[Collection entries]
::::::::

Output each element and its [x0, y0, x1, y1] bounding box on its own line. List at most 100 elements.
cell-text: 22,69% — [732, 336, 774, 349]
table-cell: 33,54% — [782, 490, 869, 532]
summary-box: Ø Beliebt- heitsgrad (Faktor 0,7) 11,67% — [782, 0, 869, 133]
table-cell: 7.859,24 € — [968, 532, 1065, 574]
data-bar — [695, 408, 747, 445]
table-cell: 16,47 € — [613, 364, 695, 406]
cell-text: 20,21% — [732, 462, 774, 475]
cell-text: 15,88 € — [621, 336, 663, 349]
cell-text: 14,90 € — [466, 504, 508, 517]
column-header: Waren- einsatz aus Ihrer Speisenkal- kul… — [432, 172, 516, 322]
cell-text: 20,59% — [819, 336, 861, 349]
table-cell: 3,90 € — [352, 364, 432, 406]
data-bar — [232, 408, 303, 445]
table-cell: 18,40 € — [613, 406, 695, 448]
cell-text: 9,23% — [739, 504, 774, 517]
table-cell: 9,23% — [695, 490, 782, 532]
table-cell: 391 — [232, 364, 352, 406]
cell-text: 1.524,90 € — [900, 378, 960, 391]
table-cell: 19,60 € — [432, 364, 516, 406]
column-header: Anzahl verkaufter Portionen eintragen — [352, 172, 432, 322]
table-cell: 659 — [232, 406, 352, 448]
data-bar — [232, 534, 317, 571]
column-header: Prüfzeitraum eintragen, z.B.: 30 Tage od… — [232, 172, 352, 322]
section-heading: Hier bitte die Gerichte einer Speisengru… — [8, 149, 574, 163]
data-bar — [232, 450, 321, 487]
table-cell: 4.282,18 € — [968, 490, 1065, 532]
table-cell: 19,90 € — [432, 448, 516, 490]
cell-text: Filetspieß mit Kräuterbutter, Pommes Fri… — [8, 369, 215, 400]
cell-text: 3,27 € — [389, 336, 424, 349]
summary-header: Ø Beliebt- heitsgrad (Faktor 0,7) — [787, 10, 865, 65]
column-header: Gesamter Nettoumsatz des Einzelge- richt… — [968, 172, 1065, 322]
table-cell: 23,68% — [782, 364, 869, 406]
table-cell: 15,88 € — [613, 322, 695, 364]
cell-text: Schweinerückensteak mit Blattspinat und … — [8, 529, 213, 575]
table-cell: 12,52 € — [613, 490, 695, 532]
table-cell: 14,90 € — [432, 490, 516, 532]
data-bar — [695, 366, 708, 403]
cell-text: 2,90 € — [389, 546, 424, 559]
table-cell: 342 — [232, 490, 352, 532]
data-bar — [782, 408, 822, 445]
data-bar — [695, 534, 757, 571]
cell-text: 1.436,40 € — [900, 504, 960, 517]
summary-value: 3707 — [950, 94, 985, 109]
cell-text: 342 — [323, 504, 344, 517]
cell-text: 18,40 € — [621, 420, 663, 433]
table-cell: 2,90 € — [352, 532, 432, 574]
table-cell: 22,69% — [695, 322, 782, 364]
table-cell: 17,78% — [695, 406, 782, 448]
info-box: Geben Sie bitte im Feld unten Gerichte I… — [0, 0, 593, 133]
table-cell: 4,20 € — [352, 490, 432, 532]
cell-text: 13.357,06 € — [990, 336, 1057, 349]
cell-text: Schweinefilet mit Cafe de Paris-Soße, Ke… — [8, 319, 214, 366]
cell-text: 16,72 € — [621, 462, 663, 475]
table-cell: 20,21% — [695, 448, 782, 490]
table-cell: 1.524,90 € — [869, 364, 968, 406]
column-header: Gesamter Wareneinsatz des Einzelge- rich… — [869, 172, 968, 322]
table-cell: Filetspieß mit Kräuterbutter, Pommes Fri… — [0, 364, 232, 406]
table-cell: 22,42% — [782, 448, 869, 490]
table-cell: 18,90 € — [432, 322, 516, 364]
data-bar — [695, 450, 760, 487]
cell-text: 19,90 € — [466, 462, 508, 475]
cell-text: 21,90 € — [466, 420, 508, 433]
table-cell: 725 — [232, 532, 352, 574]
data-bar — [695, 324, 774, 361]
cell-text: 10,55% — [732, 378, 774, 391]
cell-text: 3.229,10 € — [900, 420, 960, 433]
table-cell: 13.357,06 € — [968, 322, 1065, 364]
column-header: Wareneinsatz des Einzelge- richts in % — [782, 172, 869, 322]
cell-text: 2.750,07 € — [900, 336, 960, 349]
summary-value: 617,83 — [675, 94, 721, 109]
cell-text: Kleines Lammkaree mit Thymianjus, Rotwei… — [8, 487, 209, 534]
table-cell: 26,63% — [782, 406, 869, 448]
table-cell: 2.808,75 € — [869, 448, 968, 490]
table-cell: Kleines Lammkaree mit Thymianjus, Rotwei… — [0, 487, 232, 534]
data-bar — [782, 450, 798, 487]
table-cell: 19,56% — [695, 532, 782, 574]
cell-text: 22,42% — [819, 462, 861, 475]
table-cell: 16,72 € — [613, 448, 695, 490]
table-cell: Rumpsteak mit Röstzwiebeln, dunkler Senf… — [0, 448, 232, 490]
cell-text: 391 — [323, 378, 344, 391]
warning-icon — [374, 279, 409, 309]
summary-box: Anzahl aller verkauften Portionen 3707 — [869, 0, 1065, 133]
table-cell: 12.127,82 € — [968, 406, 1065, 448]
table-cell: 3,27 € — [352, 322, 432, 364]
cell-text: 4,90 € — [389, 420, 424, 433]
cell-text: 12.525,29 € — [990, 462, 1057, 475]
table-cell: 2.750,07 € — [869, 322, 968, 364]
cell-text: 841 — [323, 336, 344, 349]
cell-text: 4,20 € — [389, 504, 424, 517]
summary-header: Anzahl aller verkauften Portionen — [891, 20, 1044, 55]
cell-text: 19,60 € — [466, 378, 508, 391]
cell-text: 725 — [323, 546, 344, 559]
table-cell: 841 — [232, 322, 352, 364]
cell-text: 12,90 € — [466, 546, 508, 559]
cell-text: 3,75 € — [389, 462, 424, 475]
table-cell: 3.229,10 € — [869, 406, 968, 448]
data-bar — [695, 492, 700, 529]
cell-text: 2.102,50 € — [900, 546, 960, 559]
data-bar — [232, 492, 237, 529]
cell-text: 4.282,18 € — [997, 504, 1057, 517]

::::::::

Update the items from the first line down through the line containing "table-cell: 19,60 € — [432, 364, 516, 406]", changing each "data-bar" to "chart-bar" and keeping everything else the same.

_Output below_.
Output each element and its [x0, y0, x1, y1] bounding box on its own line. List at most 100 elements.
cell-text: 22,69% — [732, 336, 774, 349]
table-cell: 33,54% — [782, 490, 869, 532]
summary-box: Ø Beliebt- heitsgrad (Faktor 0,7) 11,67% — [782, 0, 869, 133]
table-cell: 7.859,24 € — [968, 532, 1065, 574]
chart-bar — [695, 408, 747, 445]
table-cell: 16,47 € — [613, 364, 695, 406]
cell-text: 20,21% — [732, 462, 774, 475]
cell-text: 15,88 € — [621, 336, 663, 349]
cell-text: 14,90 € — [466, 504, 508, 517]
column-header: Waren- einsatz aus Ihrer Speisenkal- kul… — [432, 172, 516, 322]
cell-text: 20,59% — [819, 336, 861, 349]
table-cell: 3,90 € — [352, 364, 432, 406]
chart-bar — [232, 408, 303, 445]
table-cell: 18,40 € — [613, 406, 695, 448]
cell-text: 9,23% — [739, 504, 774, 517]
table-cell: 9,23% — [695, 490, 782, 532]
table-cell: 391 — [232, 364, 352, 406]
cell-text: 1.524,90 € — [900, 378, 960, 391]
table-cell: 19,60 € — [432, 364, 516, 406]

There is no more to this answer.